::: Given data :::

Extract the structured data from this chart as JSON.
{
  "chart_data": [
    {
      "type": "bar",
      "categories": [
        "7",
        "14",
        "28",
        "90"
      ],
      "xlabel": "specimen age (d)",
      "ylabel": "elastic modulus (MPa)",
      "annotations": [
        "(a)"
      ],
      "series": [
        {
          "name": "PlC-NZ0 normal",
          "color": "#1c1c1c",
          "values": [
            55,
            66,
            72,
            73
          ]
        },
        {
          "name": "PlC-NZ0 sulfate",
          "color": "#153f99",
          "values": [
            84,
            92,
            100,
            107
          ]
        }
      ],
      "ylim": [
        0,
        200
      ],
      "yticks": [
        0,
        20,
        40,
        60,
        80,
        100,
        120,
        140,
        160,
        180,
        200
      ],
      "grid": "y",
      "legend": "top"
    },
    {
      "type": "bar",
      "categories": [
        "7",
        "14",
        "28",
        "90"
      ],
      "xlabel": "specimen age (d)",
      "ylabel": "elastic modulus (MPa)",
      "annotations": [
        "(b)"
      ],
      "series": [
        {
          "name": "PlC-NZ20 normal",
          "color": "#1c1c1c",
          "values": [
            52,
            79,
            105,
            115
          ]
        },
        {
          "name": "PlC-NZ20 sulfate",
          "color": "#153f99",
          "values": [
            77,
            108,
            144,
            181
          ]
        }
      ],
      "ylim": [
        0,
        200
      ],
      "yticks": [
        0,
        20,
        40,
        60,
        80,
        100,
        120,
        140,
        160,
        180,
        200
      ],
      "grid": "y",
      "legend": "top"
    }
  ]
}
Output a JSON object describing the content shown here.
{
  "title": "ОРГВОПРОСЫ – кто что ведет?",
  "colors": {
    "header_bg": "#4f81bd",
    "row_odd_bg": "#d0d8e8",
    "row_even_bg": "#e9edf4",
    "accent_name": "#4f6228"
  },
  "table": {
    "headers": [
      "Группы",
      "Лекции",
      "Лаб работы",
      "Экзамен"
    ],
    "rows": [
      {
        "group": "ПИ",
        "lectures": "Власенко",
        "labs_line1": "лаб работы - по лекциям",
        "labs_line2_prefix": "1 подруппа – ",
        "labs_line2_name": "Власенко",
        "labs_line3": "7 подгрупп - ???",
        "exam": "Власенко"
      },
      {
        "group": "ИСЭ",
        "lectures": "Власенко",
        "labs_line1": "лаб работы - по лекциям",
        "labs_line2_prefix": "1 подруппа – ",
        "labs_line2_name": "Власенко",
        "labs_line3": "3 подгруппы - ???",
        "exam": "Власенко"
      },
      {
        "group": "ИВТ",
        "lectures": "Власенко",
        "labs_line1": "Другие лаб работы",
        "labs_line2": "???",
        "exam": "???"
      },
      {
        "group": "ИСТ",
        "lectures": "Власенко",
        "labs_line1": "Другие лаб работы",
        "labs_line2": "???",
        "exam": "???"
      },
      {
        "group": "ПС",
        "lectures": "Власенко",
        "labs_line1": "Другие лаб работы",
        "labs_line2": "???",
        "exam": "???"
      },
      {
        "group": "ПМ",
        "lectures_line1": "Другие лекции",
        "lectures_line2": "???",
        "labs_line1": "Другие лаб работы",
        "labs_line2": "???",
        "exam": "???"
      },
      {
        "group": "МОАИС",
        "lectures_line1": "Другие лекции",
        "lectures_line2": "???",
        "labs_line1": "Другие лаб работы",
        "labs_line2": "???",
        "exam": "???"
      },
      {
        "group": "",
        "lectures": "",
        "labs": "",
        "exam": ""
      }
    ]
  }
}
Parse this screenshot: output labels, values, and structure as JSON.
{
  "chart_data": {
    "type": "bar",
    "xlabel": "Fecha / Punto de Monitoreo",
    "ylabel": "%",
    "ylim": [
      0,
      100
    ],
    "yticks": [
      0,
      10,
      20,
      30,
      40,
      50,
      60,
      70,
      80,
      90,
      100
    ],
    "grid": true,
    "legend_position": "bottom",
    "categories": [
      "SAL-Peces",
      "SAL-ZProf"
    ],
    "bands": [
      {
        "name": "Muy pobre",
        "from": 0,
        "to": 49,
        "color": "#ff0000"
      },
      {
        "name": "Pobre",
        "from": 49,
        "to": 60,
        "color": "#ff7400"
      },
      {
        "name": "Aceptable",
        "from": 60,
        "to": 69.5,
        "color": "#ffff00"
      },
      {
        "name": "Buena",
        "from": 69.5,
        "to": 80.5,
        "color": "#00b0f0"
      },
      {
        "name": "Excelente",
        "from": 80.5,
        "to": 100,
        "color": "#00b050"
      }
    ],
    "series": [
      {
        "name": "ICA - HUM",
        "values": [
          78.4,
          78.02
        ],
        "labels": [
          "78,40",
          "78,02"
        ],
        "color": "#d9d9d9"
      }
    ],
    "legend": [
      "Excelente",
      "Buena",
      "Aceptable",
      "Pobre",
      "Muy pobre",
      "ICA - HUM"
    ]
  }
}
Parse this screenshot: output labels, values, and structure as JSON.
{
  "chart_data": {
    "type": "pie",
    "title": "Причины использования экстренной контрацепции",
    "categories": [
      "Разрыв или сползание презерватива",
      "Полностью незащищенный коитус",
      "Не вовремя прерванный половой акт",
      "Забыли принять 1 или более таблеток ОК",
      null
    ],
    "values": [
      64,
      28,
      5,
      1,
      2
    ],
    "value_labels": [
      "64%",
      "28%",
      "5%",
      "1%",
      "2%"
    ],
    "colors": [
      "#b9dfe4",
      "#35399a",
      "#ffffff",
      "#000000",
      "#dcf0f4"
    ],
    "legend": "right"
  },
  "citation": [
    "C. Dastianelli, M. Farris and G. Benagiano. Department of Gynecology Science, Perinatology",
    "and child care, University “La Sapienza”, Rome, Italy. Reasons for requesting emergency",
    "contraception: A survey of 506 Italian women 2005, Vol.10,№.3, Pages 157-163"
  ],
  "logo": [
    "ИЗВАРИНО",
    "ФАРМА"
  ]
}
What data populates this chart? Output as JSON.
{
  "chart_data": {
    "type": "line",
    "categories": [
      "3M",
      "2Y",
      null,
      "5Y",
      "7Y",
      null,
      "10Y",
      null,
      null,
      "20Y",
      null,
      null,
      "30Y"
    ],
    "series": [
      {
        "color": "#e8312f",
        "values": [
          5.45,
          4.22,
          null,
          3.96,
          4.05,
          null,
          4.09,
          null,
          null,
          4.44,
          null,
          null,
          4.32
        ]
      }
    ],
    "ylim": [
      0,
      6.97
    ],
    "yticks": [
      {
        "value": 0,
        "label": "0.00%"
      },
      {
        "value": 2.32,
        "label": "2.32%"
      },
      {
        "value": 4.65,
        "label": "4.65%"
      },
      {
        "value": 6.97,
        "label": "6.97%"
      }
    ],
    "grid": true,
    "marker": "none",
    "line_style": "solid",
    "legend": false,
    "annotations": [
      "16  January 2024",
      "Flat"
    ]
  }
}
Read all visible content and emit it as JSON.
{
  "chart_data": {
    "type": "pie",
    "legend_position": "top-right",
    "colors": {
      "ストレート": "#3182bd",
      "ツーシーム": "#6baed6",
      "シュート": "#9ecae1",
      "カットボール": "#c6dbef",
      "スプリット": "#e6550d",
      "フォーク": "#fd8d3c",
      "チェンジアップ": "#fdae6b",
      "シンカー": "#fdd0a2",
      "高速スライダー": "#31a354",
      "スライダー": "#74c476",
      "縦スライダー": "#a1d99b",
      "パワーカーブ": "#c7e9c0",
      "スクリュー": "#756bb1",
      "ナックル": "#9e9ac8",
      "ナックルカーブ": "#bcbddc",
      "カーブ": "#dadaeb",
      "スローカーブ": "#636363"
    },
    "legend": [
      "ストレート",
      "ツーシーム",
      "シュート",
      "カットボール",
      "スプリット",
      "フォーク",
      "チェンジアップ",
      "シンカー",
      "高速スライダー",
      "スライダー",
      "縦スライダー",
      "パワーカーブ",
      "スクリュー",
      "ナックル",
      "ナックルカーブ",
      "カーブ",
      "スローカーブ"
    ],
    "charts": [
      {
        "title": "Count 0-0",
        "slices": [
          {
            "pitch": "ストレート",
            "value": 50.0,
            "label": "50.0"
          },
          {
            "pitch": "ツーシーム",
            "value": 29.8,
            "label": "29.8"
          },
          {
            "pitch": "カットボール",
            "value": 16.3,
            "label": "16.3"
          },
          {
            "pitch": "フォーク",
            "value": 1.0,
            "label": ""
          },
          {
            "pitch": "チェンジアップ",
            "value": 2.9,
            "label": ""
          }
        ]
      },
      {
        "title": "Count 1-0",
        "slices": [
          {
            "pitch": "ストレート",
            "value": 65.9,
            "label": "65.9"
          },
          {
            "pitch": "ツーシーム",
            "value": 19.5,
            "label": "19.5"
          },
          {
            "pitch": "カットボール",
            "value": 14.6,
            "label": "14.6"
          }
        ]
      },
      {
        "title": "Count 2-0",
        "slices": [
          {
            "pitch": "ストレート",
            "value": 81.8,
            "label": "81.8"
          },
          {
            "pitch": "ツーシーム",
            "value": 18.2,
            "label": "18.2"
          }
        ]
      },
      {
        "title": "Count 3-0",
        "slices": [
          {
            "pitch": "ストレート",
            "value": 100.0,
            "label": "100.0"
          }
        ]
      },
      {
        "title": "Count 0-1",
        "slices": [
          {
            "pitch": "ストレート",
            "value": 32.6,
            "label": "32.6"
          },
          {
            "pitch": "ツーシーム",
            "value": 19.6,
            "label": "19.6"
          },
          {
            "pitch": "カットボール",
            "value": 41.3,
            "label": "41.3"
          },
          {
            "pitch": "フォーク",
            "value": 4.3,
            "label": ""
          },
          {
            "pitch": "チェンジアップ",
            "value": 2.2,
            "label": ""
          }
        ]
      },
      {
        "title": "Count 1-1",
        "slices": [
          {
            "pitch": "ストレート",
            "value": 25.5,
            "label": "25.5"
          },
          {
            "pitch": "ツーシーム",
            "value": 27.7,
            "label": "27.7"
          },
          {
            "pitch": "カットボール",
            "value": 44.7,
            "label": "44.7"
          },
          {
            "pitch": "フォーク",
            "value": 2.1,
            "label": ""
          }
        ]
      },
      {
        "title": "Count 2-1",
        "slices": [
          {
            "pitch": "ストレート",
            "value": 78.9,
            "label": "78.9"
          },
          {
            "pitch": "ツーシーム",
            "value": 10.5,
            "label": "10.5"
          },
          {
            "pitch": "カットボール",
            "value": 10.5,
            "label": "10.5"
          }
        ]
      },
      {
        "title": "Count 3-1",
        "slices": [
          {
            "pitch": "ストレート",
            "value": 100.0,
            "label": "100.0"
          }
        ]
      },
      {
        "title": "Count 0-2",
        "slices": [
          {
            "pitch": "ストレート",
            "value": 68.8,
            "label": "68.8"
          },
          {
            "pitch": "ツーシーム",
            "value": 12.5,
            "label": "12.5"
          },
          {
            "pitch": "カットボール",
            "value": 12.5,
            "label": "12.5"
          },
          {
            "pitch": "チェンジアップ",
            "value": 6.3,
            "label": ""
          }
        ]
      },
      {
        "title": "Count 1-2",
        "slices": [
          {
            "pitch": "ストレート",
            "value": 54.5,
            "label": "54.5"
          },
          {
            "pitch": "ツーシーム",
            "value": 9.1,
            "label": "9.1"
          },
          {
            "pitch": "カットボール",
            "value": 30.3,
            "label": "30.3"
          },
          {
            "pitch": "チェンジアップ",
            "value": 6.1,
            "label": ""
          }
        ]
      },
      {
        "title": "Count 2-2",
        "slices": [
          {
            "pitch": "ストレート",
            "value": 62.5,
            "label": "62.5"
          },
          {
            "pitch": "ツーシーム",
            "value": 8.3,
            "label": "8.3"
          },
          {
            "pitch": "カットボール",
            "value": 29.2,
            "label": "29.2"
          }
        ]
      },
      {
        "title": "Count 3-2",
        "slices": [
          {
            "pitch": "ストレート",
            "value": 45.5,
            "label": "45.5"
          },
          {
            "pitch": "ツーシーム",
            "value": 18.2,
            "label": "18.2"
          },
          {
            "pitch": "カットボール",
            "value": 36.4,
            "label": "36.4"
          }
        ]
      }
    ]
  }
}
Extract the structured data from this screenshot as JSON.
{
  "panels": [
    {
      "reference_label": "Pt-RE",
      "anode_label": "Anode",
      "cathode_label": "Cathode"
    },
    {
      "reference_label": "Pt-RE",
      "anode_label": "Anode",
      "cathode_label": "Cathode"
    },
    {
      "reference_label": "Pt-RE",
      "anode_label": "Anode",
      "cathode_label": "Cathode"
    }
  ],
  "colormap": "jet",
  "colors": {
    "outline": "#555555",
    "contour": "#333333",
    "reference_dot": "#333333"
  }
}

:::

● What is asked
The required output is the span of lines from the one containing "Extract the structured data from this screenshot" to the last line, reproduced character for character.

● Output for this exercise
Extract the structured data from this screenshot as JSON.
{
  "panels": [
    {
      "reference_label": "Pt-RE",
      "anode_label": "Anode",
      "cathode_label": "Cathode"
    },
    {
      "reference_label": "Pt-RE",
      "anode_label": "Anode",
      "cathode_label": "Cathode"
    },
    {
      "reference_label": "Pt-RE",
      "anode_label": "Anode",
      "cathode_label": "Cathode"
    }
  ],
  "colormap": "jet",
  "colors": {
    "outline": "#555555",
    "contour": "#333333",
    "reference_dot": "#333333"
  }
}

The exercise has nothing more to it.